*Given task:* Collect every line of the records below that contains the word "Intensity".
==== Input material
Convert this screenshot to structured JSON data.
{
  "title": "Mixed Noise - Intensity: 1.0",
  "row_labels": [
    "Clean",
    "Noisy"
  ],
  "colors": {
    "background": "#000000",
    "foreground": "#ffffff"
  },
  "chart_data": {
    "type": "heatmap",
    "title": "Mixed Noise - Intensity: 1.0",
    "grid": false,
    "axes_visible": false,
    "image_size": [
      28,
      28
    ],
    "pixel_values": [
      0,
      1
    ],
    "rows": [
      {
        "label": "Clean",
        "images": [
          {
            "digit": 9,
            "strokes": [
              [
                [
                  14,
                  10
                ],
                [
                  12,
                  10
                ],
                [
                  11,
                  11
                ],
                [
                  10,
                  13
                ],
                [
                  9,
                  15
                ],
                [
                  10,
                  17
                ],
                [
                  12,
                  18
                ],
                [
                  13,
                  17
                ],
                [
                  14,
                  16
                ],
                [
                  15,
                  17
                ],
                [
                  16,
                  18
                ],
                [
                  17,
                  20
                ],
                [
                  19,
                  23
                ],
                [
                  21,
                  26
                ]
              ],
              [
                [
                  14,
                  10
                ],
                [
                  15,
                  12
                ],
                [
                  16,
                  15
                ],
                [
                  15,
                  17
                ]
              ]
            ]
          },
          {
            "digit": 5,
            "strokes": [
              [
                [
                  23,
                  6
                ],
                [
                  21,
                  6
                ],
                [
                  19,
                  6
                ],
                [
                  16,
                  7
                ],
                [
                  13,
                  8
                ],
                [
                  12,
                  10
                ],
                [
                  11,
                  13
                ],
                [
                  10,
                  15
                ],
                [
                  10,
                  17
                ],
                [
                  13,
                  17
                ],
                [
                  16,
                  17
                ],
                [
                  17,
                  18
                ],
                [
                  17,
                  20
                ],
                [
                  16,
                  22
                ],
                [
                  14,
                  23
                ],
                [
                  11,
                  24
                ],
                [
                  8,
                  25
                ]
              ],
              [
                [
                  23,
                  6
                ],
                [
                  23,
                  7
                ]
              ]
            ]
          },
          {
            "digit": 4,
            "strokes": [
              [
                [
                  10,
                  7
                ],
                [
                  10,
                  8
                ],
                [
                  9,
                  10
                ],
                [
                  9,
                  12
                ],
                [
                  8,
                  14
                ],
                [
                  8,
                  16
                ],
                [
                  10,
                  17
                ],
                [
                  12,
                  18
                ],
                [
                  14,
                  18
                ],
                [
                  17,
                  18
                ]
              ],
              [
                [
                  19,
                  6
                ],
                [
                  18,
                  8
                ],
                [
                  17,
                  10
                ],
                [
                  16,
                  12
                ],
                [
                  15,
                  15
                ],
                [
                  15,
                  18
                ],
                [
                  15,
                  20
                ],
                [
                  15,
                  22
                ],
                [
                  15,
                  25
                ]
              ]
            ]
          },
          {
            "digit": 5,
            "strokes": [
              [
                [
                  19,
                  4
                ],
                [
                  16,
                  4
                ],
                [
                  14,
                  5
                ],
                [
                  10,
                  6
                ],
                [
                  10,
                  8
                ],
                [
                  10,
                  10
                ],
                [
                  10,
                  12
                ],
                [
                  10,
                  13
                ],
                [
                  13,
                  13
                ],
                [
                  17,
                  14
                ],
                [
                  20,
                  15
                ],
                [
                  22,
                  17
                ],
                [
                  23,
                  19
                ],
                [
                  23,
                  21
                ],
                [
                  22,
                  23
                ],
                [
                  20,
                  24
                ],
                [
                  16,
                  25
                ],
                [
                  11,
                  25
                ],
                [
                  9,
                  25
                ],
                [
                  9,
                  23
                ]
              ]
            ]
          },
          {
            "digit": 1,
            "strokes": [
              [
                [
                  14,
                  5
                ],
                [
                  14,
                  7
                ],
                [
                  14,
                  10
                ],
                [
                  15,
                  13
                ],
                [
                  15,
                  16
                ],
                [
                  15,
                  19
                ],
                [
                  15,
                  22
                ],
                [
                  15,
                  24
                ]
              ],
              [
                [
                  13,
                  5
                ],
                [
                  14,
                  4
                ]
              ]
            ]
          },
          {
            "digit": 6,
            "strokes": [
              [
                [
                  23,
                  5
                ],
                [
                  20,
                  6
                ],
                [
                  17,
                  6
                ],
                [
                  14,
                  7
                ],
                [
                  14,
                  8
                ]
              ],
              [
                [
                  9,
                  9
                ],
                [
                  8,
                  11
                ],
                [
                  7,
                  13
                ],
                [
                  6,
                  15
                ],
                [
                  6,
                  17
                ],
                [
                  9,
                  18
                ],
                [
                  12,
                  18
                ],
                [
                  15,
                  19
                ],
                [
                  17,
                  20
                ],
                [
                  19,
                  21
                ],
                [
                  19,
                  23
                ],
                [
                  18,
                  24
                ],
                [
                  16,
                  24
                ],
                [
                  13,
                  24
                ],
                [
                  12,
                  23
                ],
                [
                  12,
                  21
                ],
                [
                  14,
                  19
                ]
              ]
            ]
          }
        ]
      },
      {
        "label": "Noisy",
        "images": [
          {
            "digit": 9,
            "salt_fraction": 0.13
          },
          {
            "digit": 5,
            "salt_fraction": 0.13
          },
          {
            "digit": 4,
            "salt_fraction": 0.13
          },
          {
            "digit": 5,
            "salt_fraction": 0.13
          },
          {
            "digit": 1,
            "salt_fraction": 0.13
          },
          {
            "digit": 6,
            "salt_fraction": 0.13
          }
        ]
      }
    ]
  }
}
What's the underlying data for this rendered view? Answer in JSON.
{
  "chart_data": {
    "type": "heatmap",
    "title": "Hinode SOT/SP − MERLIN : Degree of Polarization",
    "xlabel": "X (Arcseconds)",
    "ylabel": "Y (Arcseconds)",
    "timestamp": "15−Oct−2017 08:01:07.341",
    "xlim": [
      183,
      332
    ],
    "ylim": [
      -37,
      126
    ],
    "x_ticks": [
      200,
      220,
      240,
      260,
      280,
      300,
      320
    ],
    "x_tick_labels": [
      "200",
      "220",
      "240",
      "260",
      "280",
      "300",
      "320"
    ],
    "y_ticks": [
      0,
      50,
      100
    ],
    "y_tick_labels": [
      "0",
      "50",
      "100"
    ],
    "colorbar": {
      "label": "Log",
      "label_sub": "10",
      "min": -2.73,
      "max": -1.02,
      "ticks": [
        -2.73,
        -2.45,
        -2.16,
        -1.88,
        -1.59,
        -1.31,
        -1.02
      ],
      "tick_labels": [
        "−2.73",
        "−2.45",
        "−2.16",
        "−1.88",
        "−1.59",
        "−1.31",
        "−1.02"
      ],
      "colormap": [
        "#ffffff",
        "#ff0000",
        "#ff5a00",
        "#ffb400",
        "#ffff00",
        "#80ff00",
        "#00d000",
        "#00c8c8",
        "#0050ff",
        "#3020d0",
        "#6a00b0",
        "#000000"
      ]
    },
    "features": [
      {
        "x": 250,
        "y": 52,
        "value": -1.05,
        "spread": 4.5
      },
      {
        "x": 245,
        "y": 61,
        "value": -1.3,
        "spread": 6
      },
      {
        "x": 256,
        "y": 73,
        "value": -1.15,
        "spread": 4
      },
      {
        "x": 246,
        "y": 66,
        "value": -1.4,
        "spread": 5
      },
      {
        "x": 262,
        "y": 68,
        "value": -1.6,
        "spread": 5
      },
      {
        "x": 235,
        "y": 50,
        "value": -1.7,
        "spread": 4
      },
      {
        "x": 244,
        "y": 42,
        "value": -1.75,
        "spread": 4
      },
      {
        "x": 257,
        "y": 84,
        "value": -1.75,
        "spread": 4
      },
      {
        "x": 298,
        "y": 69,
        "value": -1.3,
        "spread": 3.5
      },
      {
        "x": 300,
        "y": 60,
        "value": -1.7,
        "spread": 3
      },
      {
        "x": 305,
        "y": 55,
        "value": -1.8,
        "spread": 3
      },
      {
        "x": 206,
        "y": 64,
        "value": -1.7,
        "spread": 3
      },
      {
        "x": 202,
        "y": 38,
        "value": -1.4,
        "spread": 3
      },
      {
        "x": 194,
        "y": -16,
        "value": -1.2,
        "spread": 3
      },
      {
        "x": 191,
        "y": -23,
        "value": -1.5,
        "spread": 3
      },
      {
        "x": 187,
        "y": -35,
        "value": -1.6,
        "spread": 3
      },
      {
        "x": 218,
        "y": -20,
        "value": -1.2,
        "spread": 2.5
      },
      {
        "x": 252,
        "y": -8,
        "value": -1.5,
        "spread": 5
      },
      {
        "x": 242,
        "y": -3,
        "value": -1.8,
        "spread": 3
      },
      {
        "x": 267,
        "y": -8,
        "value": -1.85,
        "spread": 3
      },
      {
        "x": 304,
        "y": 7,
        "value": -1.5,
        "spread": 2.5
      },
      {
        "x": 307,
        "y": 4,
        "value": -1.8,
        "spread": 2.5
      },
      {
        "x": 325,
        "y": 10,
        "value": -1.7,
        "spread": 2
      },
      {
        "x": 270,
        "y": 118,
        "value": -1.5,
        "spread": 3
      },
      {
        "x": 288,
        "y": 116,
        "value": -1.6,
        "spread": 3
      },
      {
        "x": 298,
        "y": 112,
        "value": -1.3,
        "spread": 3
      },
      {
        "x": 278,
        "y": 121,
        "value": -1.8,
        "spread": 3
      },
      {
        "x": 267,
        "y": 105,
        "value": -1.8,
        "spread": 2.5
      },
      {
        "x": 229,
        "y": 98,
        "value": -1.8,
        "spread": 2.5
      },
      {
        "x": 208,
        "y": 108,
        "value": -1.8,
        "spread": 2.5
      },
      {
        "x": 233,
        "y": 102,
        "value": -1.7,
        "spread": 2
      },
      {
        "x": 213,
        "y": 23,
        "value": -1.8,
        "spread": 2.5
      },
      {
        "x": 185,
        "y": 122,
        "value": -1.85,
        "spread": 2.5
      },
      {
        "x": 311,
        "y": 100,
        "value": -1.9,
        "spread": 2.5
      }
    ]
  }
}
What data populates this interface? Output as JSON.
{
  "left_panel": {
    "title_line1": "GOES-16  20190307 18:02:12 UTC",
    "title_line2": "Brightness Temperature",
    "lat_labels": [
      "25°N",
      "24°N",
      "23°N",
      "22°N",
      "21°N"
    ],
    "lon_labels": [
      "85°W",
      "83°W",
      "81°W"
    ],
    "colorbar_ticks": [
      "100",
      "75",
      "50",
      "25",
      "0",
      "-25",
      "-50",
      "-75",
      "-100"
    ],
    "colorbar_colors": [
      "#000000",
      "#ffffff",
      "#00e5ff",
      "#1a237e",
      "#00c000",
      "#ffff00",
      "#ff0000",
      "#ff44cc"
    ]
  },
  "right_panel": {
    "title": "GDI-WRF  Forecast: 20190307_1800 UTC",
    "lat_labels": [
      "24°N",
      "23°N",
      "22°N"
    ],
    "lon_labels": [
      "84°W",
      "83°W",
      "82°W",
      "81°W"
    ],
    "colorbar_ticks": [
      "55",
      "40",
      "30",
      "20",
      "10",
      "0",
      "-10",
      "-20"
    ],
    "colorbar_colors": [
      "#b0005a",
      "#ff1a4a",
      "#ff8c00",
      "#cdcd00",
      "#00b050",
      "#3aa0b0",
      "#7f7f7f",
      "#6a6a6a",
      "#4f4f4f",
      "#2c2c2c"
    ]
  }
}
========
*Completed task:*
  "title": "Mixed Noise - Intensity: 1.0",
    "title": "Mixed Noise - Intensity: 1.0",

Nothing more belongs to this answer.